* _Aim of the task_: Reproduce every entry below precisely. Pictures are excluded from the copy.

* _Data entries_:
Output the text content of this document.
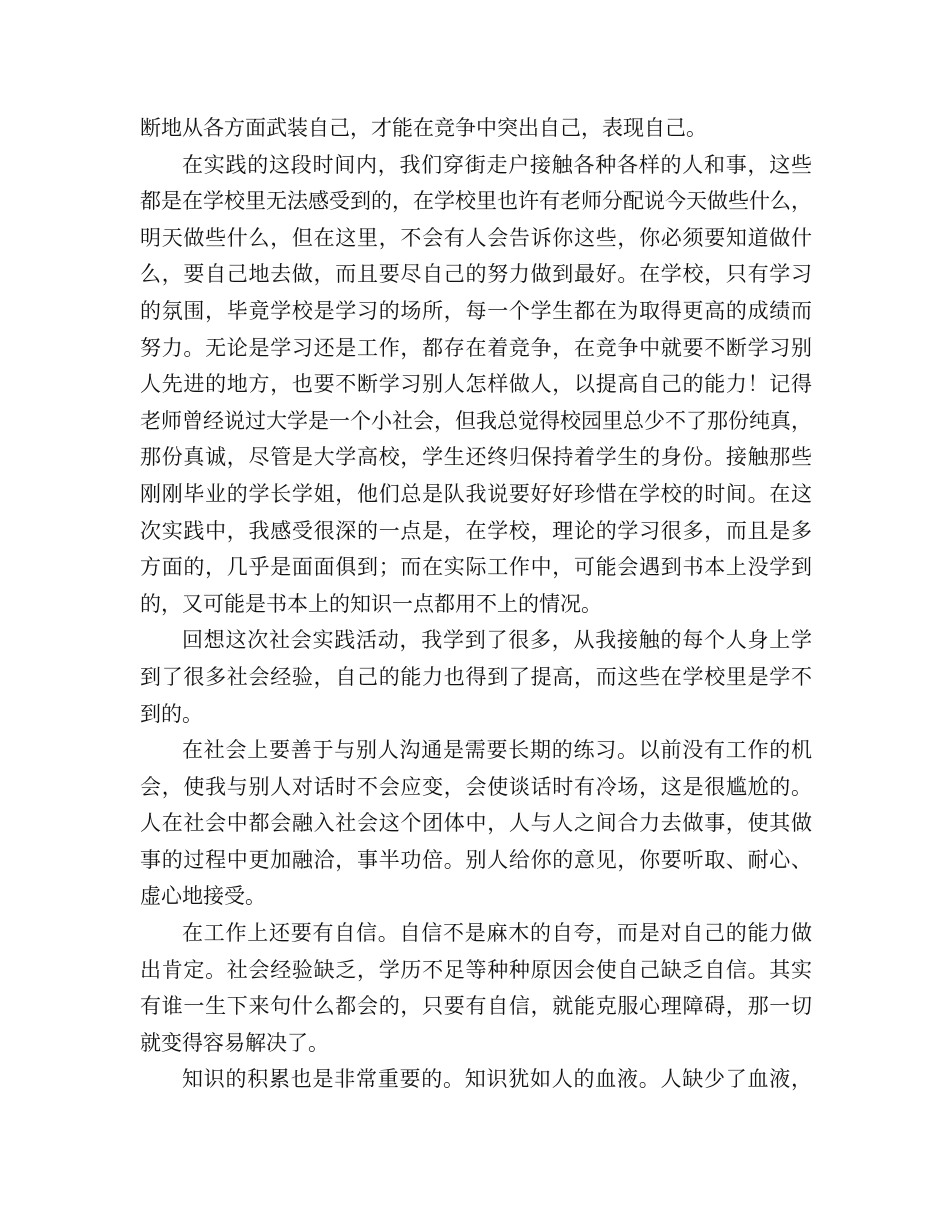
断地从各方面武装自己，才能在竞争中突出自己，表现自己。
在实践的这段时间内，我们穿街走户接触各种各样的人和事，这些
都是在学校里无法感受到的，在学校里也许有老师分配说今天做些什么，
明天做些什么，但在这里，不会有人会告诉你这些，你必须要知道做什
么，要自己地去做，而且要尽自己的努力做到最好。在学校，只有学习
的氛围，毕竟学校是学习的场所，每一个学生都在为取得更高的成绩而
努力。无论是学习还是工作，都存在着竞争，在竞争中就要不断学习别
人先进的地方，也要不断学习别人怎样做人，以提高自己的能力！记得
老师曾经说过大学是一个小社会，但我总觉得校园里总少不了那份纯真，
那份真诚，尽管是大学高校，学生还终归保持着学生的身份。接触那些
刚刚毕业的学长学姐，他们总是队我说要好好珍惜在学校的时间。在这
次实践中，我感受很深的一点是，在学校，理论的学习很多，而且是多
方面的，几乎是面面俱到；而在实际工作中，可能会遇到书本上没学到
的，又可能是书本上的知识一点都用不上的情况。
回想这次社会实践活动，我学到了很多，从我接触的每个人身上学
到了很多社会经验，自己的能力也得到了提高，而这些在学校里是学不
到的。
在社会上要善于与别人沟通是需要长期的练习。以前没有工作的机
会，使我与别人对话时不会应变，会使谈话时有冷场，这是很尴尬的。
人在社会中都会融入社会这个团体中，人与人之间合力去做事，使其做
事的过程中更加融洽，事半功倍。别人给你的意见，你要听取、耐心、
虚心地接受。
在工作上还要有自信。自信不是麻木的自夸，而是对自己的能力做
出肯定。社会经验缺乏，学历不足等种种原因会使自己缺乏自信。其实
有谁一生下来句什么都会的，只要有自信，就能克服心理障碍，那一切
就变得容易解决了。
知识的积累也是非常重要的。知识犹如人的血液。人缺少了血液，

* _Problem solution_:
Output the text content of this document.
断地从各方面武装自己，才能在竞争中突出自己，表现自己。
在实践的这段时间内，我们穿街走户接触各种各样的人和事，这些
都是在学校里无法感受到的，在学校里也许有老师分配说今天做些什么，
明天做些什么，但在这里，不会有人会告诉你这些，你必须要知道做什
么，要自己地去做，而且要尽自己的努力做到最好。在学校，只有学习
的氛围，毕竟学校是学习的场所，每一个学生都在为取得更高的成绩而
努力。无论是学习还是工作，都存在着竞争，在竞争中就要不断学习别
人先进的地方，也要不断学习别人怎样做人，以提高自己的能力！记得
老师曾经说过大学是一个小社会，但我总觉得校园里总少不了那份纯真，
那份真诚，尽管是大学高校，学生还终归保持着学生的身份。接触那些
刚刚毕业的学长学姐，他们总是队我说要好好珍惜在学校的时间。在这
次实践中，我感受很深的一点是，在学校，理论的学习很多，而且是多
方面的，几乎是面面俱到；而在实际工作中，可能会遇到书本上没学到
的，又可能是书本上的知识一点都用不上的情况。
回想这次社会实践活动，我学到了很多，从我接触的每个人身上学
到了很多社会经验，自己的能力也得到了提高，而这些在学校里是学不
到的。
在社会上要善于与别人沟通是需要长期的练习。以前没有工作的机
会，使我与别人对话时不会应变，会使谈话时有冷场，这是很尴尬的。
人在社会中都会融入社会这个团体中，人与人之间合力去做事，使其做
事的过程中更加融洽，事半功倍。别人给你的意见，你要听取、耐心、
虚心地接受。
在工作上还要有自信。自信不是麻木的自夸，而是对自己的能力做
出肯定。社会经验缺乏，学历不足等种种原因会使自己缺乏自信。其实
有谁一生下来句什么都会的，只要有自信，就能克服心理障碍，那一切
就变得容易解决了。
知识的积累也是非常重要的。知识犹如人的血液。人缺少了血液，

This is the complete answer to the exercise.